▶ Written problem
Using the data below, determine the number of lines that include the string "oscuro". Write only that number.
#### Records for this exercise
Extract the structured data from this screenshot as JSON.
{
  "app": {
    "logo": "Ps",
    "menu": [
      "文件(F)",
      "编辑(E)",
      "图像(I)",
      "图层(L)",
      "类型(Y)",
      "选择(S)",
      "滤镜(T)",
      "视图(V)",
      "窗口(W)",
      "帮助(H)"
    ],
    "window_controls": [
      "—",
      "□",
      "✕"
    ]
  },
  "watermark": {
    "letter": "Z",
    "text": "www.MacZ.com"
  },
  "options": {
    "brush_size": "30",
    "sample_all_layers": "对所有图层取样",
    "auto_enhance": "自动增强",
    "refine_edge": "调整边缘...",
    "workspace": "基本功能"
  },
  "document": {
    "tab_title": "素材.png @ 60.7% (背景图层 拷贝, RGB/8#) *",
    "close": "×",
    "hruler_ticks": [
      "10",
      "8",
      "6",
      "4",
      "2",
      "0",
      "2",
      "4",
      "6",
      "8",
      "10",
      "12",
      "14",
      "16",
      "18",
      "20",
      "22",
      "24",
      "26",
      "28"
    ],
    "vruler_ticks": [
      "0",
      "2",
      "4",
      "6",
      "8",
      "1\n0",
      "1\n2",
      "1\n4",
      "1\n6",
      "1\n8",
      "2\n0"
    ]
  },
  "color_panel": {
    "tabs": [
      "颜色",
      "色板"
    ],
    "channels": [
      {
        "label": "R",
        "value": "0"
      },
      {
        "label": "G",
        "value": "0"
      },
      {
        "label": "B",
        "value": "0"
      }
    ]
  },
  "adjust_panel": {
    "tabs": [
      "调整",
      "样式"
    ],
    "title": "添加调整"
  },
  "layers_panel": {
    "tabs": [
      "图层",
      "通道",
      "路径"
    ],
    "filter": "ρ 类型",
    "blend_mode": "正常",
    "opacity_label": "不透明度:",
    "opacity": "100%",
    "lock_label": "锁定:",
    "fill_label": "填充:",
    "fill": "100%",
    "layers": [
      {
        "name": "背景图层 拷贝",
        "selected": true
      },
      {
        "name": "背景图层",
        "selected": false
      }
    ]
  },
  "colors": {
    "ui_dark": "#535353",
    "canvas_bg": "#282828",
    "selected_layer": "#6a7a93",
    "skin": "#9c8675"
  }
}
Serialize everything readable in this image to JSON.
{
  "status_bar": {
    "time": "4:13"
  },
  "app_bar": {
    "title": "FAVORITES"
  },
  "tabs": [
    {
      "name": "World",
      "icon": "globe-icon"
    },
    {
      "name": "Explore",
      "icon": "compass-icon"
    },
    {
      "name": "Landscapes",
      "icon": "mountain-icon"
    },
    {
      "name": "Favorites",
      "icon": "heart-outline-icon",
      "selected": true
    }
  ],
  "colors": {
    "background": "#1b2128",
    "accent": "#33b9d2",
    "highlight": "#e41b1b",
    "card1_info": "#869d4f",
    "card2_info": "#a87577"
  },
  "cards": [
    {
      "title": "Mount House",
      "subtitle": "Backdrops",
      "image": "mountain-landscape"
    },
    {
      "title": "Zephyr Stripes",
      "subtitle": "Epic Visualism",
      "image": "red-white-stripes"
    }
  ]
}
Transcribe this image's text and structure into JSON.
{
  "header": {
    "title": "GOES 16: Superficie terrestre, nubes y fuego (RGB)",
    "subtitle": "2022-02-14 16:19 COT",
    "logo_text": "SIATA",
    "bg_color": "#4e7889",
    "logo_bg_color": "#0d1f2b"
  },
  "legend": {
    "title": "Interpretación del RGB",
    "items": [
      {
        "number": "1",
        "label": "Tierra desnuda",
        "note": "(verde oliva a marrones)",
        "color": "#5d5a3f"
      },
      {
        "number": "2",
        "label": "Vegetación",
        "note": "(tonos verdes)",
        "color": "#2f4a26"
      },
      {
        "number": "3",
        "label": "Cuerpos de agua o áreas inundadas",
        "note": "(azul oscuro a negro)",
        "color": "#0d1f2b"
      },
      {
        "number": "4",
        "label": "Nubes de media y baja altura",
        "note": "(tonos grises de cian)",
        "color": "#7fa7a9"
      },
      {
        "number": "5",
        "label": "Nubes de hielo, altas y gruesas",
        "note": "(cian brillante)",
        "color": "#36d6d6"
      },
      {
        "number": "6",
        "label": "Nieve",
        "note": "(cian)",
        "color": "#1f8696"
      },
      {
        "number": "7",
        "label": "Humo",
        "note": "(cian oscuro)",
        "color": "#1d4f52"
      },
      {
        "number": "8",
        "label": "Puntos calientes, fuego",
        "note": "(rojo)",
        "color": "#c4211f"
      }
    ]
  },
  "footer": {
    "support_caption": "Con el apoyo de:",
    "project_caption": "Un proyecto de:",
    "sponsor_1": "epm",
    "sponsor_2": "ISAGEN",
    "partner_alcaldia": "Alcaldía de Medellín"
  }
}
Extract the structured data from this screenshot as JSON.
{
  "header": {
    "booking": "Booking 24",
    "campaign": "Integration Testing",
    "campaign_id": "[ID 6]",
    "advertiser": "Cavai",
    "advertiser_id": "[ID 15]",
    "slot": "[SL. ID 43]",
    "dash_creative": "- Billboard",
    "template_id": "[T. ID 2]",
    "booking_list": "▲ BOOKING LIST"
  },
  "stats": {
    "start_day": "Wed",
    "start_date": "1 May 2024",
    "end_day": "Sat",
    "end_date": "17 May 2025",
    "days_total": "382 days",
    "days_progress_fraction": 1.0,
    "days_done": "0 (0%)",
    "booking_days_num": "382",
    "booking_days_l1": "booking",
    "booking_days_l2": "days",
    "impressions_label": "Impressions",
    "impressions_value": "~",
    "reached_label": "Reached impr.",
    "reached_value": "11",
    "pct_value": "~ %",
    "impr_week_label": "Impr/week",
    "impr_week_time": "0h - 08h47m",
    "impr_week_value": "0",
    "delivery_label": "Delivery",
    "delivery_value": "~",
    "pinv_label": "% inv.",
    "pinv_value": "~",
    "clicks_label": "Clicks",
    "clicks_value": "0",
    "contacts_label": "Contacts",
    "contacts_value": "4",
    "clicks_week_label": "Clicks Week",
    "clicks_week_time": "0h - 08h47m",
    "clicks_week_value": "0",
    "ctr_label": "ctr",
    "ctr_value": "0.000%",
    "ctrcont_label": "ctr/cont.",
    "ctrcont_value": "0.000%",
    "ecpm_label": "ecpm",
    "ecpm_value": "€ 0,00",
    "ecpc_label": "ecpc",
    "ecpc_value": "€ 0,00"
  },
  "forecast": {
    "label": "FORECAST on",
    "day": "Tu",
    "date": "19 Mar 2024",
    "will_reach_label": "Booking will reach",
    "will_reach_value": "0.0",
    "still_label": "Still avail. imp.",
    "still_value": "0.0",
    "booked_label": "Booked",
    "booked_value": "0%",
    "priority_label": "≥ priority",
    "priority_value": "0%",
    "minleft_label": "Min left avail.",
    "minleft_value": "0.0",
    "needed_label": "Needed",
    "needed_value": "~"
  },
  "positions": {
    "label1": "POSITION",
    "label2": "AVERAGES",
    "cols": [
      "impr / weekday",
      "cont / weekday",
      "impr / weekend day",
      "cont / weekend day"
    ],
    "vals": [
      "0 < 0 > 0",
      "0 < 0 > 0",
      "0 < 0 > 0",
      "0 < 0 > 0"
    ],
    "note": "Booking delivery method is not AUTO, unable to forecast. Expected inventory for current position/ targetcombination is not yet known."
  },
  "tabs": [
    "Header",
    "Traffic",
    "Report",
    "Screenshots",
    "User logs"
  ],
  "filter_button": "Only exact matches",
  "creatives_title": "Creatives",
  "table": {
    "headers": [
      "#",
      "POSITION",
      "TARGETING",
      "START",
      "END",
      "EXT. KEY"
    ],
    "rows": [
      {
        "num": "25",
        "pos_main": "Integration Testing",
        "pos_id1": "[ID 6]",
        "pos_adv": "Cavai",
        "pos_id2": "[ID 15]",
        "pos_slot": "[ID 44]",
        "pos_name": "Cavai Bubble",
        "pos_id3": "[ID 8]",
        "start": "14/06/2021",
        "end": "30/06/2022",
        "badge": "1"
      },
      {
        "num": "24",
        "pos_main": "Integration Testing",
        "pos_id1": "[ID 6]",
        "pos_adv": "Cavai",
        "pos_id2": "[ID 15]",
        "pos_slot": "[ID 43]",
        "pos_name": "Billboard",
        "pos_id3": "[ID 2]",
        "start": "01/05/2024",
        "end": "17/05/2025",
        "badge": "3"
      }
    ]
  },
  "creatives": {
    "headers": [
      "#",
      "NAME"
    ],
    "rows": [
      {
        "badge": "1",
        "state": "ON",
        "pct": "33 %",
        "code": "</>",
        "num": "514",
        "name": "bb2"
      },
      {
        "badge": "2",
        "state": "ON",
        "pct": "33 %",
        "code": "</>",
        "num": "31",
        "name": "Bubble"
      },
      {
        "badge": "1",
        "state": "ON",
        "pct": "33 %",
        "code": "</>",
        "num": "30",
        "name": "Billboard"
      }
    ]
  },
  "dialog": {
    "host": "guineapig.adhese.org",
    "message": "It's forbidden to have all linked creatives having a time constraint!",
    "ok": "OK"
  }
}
########
▶ Answer to this problem
2